> Task
Each line of the material below should be reproduced exactly.

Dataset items
────────────────
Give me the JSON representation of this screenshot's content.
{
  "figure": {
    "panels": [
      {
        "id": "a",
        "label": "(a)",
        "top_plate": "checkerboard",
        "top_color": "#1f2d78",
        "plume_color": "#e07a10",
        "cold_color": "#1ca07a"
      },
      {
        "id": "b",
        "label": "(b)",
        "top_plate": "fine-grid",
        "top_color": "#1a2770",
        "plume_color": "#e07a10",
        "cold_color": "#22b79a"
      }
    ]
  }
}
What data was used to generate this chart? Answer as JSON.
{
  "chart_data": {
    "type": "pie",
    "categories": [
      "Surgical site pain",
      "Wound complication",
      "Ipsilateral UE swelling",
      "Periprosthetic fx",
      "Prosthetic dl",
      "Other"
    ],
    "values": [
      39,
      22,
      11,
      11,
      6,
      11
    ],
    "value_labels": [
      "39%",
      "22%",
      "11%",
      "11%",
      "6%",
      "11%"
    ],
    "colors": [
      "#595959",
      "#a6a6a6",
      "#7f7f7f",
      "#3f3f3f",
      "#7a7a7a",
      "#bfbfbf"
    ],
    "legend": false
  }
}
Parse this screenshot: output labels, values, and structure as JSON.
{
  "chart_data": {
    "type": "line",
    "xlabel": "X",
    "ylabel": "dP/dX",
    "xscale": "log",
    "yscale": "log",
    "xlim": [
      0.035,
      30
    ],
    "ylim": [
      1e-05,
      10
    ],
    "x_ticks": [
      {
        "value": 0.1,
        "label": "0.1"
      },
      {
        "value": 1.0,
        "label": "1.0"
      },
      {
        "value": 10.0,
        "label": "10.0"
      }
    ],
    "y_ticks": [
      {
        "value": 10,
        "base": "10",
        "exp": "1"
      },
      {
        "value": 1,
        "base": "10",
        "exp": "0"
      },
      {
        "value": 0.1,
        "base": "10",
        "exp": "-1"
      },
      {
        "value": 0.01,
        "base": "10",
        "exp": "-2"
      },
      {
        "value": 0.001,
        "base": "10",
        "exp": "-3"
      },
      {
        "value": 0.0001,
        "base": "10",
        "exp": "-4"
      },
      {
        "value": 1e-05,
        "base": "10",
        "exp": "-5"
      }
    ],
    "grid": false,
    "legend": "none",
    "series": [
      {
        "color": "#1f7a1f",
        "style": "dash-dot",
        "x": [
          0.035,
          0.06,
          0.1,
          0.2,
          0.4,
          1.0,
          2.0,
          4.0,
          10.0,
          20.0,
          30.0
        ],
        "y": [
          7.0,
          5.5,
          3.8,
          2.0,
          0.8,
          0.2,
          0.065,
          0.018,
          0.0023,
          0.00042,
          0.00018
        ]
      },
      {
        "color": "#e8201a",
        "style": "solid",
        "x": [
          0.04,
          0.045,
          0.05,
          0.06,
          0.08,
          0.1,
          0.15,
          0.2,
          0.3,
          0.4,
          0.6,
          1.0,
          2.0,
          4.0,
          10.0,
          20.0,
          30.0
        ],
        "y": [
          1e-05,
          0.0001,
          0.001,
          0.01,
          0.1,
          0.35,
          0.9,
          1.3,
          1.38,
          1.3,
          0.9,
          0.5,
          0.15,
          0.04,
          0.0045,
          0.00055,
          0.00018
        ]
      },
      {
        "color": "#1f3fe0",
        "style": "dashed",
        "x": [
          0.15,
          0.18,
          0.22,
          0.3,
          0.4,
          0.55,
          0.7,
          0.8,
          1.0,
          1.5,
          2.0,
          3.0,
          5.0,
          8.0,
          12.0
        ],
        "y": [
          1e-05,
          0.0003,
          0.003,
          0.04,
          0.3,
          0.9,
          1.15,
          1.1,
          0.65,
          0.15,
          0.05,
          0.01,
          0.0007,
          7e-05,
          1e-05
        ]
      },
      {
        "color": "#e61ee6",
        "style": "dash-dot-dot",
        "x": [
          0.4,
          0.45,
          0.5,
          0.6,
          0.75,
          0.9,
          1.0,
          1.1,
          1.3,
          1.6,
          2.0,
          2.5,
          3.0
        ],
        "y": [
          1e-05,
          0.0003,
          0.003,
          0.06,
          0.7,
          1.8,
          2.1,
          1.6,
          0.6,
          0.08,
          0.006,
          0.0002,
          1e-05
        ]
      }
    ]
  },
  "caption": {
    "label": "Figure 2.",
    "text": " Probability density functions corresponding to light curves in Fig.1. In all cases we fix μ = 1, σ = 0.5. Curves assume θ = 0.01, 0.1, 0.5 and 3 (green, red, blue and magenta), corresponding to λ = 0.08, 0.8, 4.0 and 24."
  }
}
────────────────
> Written solution
Give me the JSON representation of this screenshot's content.
{
  "figure": {
    "panels": [
      {
        "id": "a",
        "label": "(a)",
        "top_plate": "checkerboard",
        "top_color": "#1f2d78",
        "plume_color": "#e07a10",
        "cold_color": "#1ca07a"
      },
      {
        "id": "b",
        "label": "(b)",
        "top_plate": "fine-grid",
        "top_color": "#1a2770",
        "plume_color": "#e07a10",
        "cold_color": "#22b79a"
      }
    ]
  }
}
What data was used to generate this chart? Answer as JSON.
{
  "chart_data": {
    "type": "pie",
    "categories": [
      "Surgical site pain",
      "Wound complication",
      "Ipsilateral UE swelling",
      "Periprosthetic fx",
      "Prosthetic dl",
      "Other"
    ],
    "values": [
      39,
      22,
      11,
      11,
      6,
      11
    ],
    "value_labels": [
      "39%",
      "22%",
      "11%",
      "11%",
      "6%",
      "11%"
    ],
    "colors": [
      "#595959",
      "#a6a6a6",
      "#7f7f7f",
      "#3f3f3f",
      "#7a7a7a",
      "#bfbfbf"
    ],
    "legend": false
  }
}
Parse this screenshot: output labels, values, and structure as JSON.
{
  "chart_data": {
    "type": "line",
    "xlabel": "X",
    "ylabel": "dP/dX",
    "xscale": "log",
    "yscale": "log",
    "xlim": [
      0.035,
      30
    ],
    "ylim": [
      1e-05,
      10
    ],
    "x_ticks": [
      {
        "value": 0.1,
        "label": "0.1"
      },
      {
        "value": 1.0,
        "label": "1.0"
      },
      {
        "value": 10.0,
        "label": "10.0"
      }
    ],
    "y_ticks": [
      {
        "value": 10,
        "base": "10",
        "exp": "1"
      },
      {
        "value": 1,
        "base": "10",
        "exp": "0"
      },
      {
        "value": 0.1,
        "base": "10",
        "exp": "-1"
      },
      {
        "value": 0.01,
        "base": "10",
        "exp": "-2"
      },
      {
        "value": 0.001,
        "base": "10",
        "exp": "-3"
      },
      {
        "value": 0.0001,
        "base": "10",
        "exp": "-4"
      },
      {
        "value": 1e-05,
        "base": "10",
        "exp": "-5"
      }
    ],
    "grid": false,
    "legend": "none",
    "series": [
      {
        "color": "#1f7a1f",
        "style": "dash-dot",
        "x": [
          0.035,
          0.06,
          0.1,
          0.2,
          0.4,
          1.0,
          2.0,
          4.0,
          10.0,
          20.0,
          30.0
        ],
        "y": [
          7.0,
          5.5,
          3.8,
          2.0,
          0.8,
          0.2,
          0.065,
          0.018,
          0.0023,
          0.00042,
          0.00018
        ]
      },
      {
        "color": "#e8201a",
        "style": "solid",
        "x": [
          0.04,
          0.045,
          0.05,
          0.06,
          0.08,
          0.1,
          0.15,
          0.2,
          0.3,
          0.4,
          0.6,
          1.0,
          2.0,
          4.0,
          10.0,
          20.0,
          30.0
        ],
        "y": [
          1e-05,
          0.0001,
          0.001,
          0.01,
          0.1,
          0.35,
          0.9,
          1.3,
          1.38,
          1.3,
          0.9,
          0.5,
          0.15,
          0.04,
          0.0045,
          0.00055,
          0.00018
        ]
      },
      {
        "color": "#1f3fe0",
        "style": "dashed",
        "x": [
          0.15,
          0.18,
          0.22,
          0.3,
          0.4,
          0.55,
          0.7,
          0.8,
          1.0,
          1.5,
          2.0,
          3.0,
          5.0,
          8.0,
          12.0
        ],
        "y": [
          1e-05,
          0.0003,
          0.003,
          0.04,
          0.3,
          0.9,
          1.15,
          1.1,
          0.65,
          0.15,
          0.05,
          0.01,
          0.0007,
          7e-05,
          1e-05
        ]
      },
      {
        "color": "#e61ee6",
        "style": "dash-dot-dot",
        "x": [
          0.4,
          0.45,
          0.5,
          0.6,
          0.75,
          0.9,
          1.0,
          1.1,
          1.3,
          1.6,
          2.0,
          2.5,
          3.0
        ],
        "y": [
          1e-05,
          0.0003,
          0.003,
          0.06,
          0.7,
          1.8,
          2.1,
          1.6,
          0.6,
          0.08,
          0.006,
          0.0002,
          1e-05
        ]
      }
    ]
  },
  "caption": {
    "label": "Figure 2.",
    "text": " Probability density functions corresponding to light curves in Fig.1. In all cases we fix μ = 1, σ = 0.5. Curves assume θ = 0.01, 0.1, 0.5 and 3 (green, red, blue and magenta), corresponding to λ = 0.08, 0.8, 4.0 and 24."
  }
}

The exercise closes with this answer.